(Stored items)

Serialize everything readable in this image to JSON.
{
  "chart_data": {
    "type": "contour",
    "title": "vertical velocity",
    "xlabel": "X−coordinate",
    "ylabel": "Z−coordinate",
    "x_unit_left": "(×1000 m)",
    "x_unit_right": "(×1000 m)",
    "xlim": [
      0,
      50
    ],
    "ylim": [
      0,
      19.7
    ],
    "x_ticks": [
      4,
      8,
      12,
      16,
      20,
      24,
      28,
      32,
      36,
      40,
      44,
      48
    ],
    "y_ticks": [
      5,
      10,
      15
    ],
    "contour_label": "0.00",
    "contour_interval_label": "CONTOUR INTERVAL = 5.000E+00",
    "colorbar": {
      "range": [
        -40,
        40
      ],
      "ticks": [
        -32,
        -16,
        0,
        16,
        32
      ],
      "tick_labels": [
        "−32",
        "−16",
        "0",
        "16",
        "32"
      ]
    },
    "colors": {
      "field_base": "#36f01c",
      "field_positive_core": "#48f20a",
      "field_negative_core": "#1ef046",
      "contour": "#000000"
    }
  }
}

▶ _What is expected_: Quote every record above exactly.

▶ _Answer to the exercise_:
Serialize everything readable in this image to JSON.
{
  "chart_data": {
    "type": "contour",
    "title": "vertical velocity",
    "xlabel": "X−coordinate",
    "ylabel": "Z−coordinate",
    "x_unit_left": "(×1000 m)",
    "x_unit_right": "(×1000 m)",
    "xlim": [
      0,
      50
    ],
    "ylim": [
      0,
      19.7
    ],
    "x_ticks": [
      4,
      8,
      12,
      16,
      20,
      24,
      28,
      32,
      36,
      40,
      44,
      48
    ],
    "y_ticks": [
      5,
      10,
      15
    ],
    "contour_label": "0.00",
    "contour_interval_label": "CONTOUR INTERVAL = 5.000E+00",
    "colorbar": {
      "range": [
        -40,
        40
      ],
      "ticks": [
        -32,
        -16,
        0,
        16,
        32
      ],
      "tick_labels": [
        "−32",
        "−16",
        "0",
        "16",
        "32"
      ]
    },
    "colors": {
      "field_base": "#36f01c",
      "field_positive_core": "#48f20a",
      "field_negative_core": "#1ef046",
      "contour": "#000000"
    }
  }
}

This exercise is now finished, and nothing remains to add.